- **TO BE DONE**:
List all lines of the data that include the string "this".

Saved entries:
==================================================

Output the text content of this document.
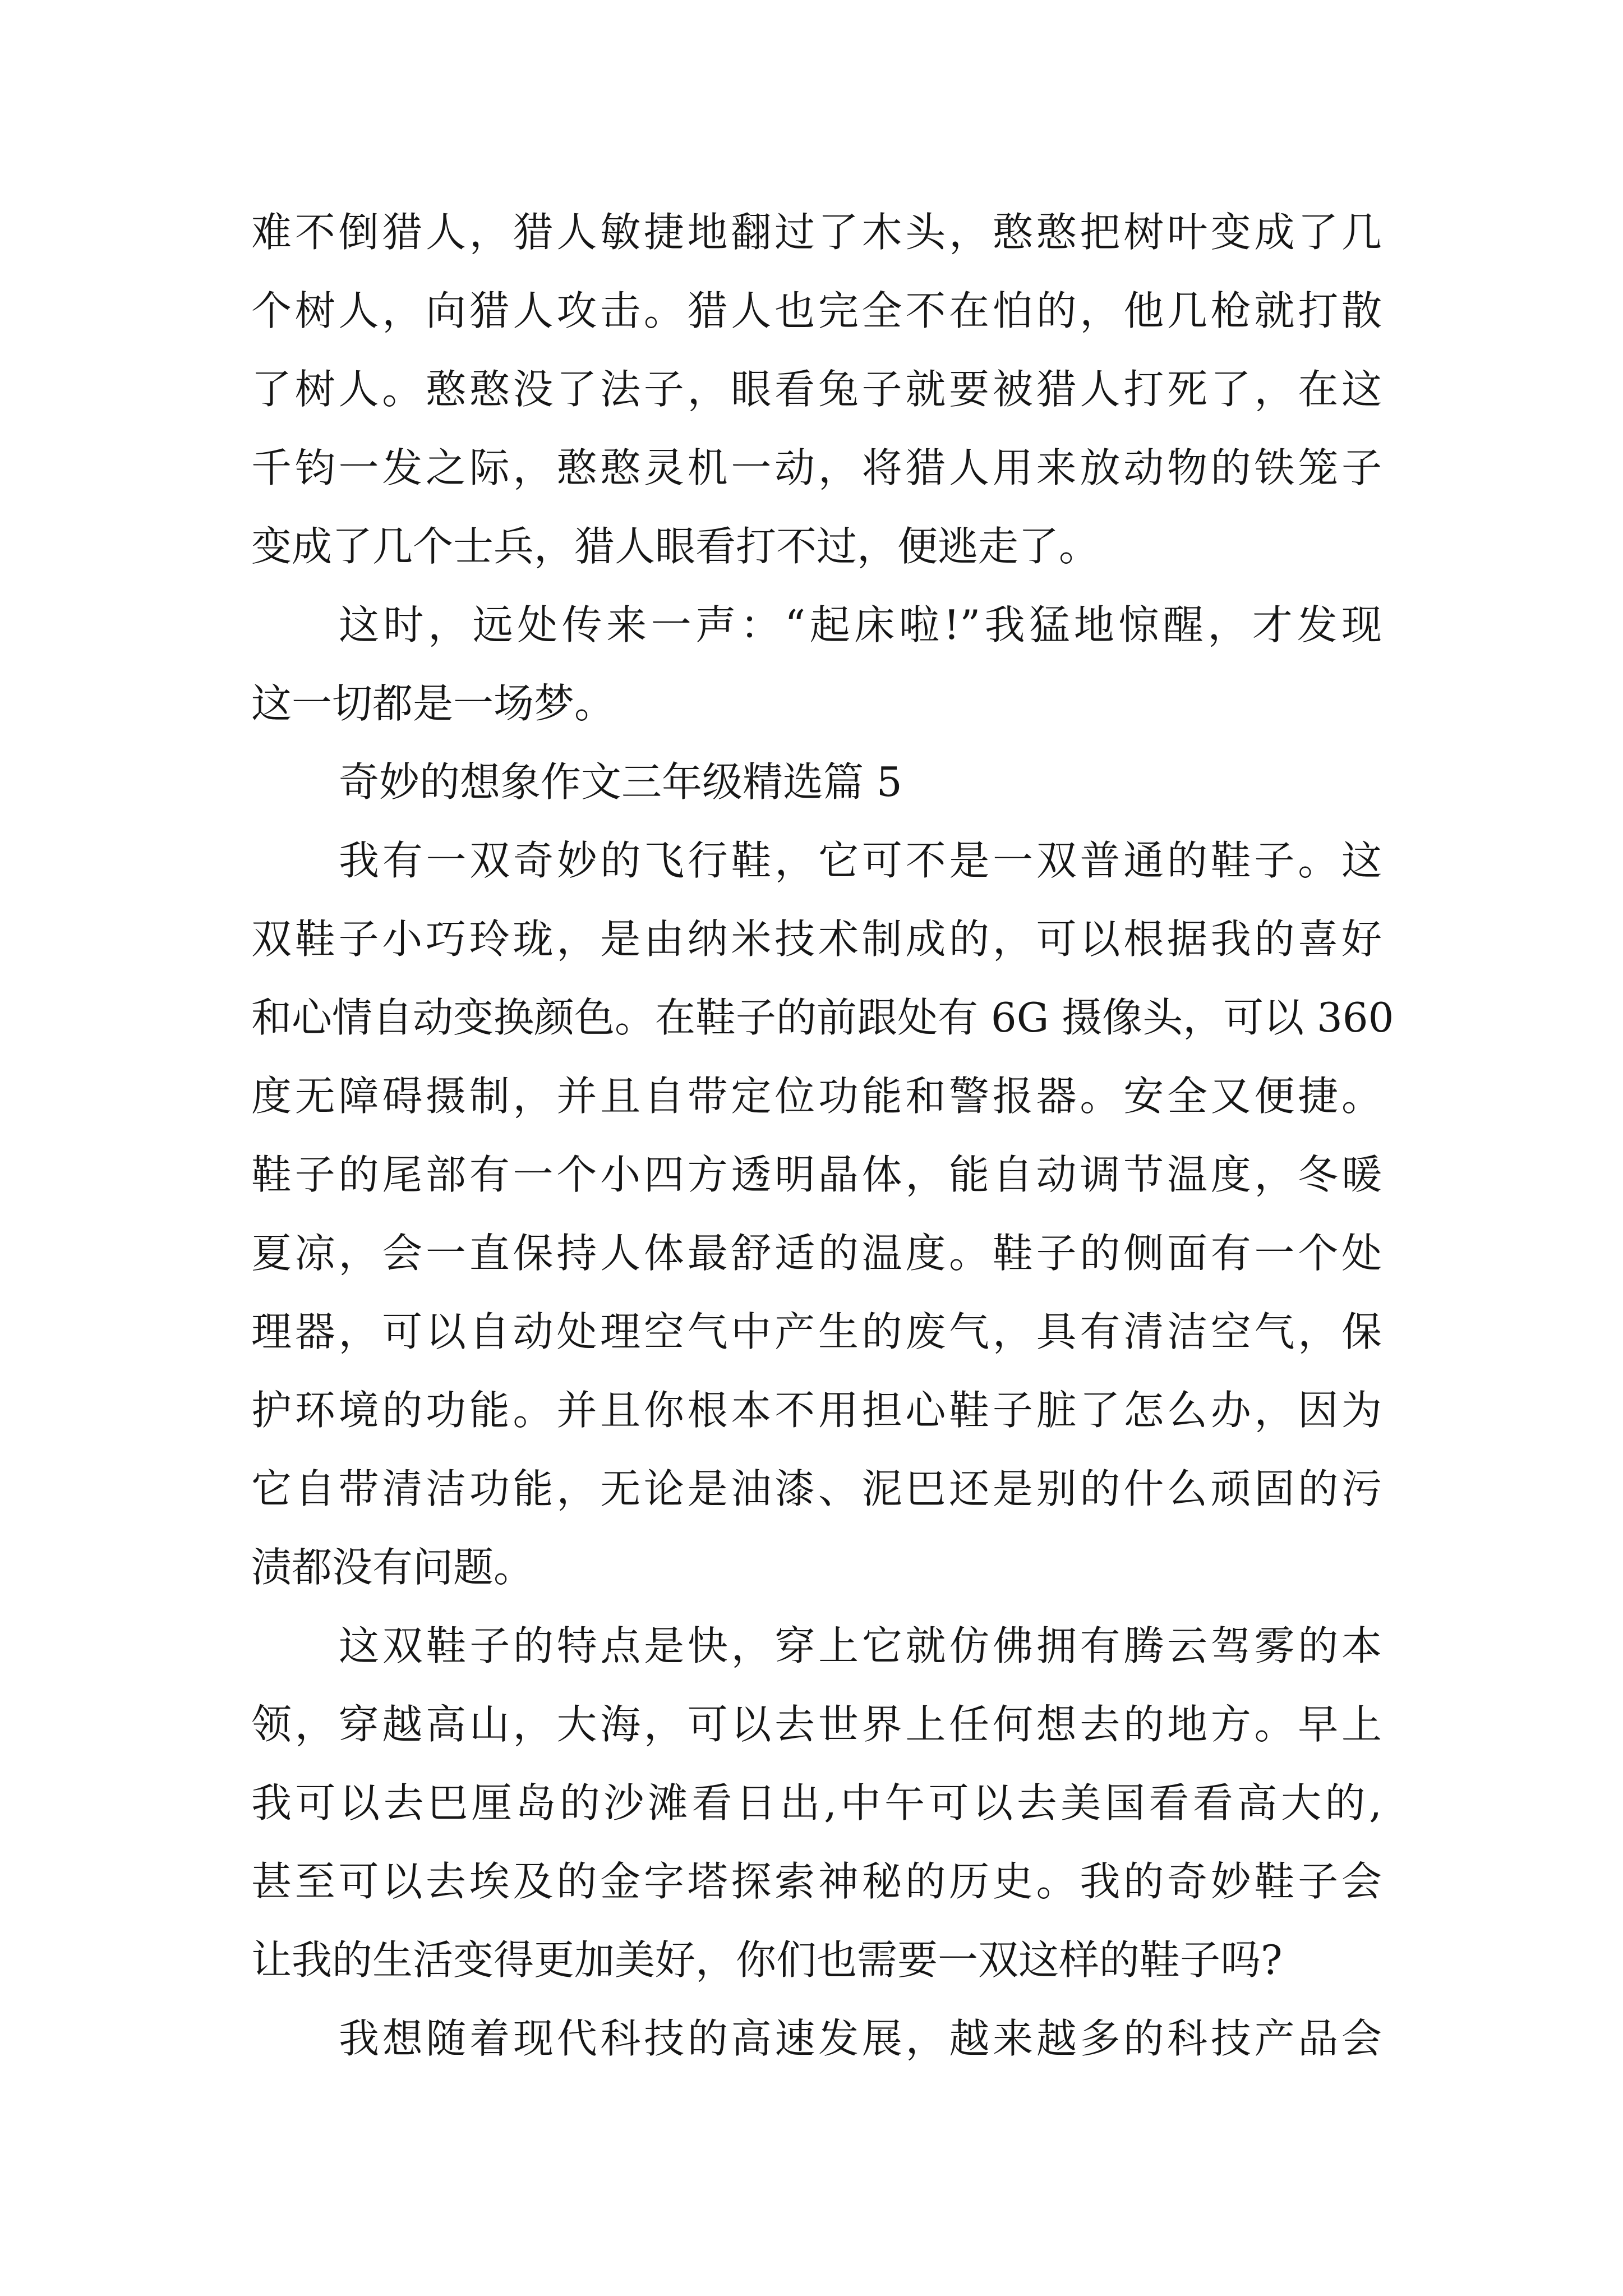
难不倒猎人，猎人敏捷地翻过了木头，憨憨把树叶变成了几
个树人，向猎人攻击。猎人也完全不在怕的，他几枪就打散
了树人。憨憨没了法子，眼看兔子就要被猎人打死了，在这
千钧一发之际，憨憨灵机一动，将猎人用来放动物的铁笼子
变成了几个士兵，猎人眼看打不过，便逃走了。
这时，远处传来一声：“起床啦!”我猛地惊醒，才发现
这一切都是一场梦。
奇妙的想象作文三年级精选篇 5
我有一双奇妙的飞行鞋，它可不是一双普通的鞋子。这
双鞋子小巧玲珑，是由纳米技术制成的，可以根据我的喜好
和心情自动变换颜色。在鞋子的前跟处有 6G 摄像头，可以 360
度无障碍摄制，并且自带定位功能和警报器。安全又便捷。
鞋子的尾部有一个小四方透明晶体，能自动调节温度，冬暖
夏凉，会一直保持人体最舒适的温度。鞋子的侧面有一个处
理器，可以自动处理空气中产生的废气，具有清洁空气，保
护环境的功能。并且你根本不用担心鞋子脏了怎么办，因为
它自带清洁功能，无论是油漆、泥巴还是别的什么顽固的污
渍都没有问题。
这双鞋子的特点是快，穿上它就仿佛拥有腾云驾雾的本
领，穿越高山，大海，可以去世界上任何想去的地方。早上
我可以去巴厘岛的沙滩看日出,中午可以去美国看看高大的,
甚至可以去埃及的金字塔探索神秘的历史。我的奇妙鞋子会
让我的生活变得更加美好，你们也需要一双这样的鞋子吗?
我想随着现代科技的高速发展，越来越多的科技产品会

==================================================

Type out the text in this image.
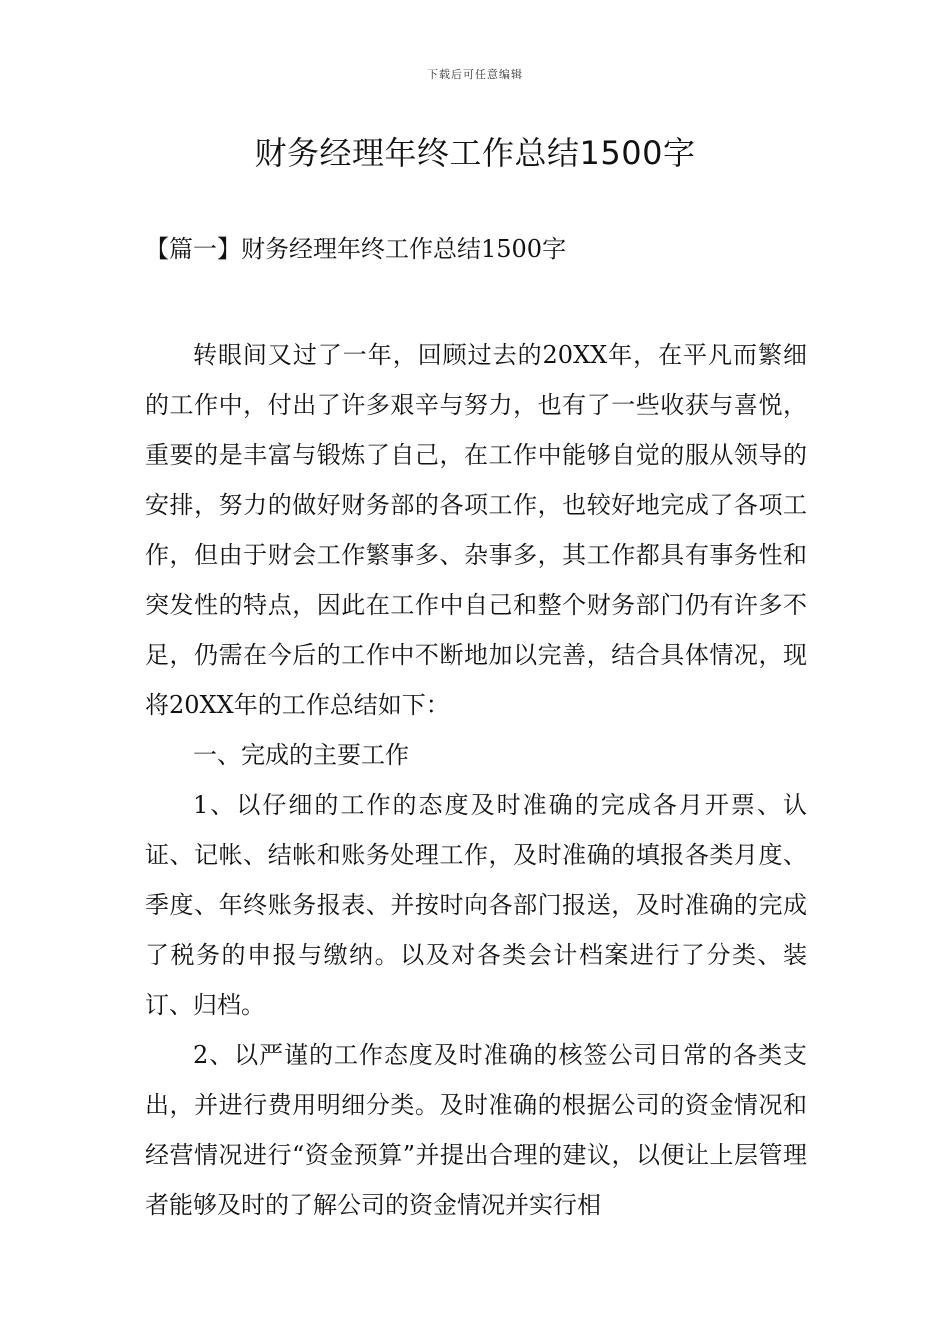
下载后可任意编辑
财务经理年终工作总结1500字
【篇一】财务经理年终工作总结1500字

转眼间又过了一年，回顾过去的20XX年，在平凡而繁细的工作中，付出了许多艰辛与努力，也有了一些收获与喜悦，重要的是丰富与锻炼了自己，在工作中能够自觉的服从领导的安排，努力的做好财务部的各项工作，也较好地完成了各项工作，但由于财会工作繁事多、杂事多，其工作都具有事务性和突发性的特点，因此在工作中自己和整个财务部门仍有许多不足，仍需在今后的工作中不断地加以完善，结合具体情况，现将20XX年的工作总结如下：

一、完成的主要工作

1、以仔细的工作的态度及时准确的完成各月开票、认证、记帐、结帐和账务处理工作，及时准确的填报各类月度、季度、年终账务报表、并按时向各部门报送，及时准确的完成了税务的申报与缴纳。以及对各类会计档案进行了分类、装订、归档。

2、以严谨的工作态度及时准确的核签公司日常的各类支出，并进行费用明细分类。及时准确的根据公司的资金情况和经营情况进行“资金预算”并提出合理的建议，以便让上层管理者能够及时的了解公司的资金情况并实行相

==================================================

- **WRITTEN ANSWER**:
Output the text content of this document.
Type out the text in this image.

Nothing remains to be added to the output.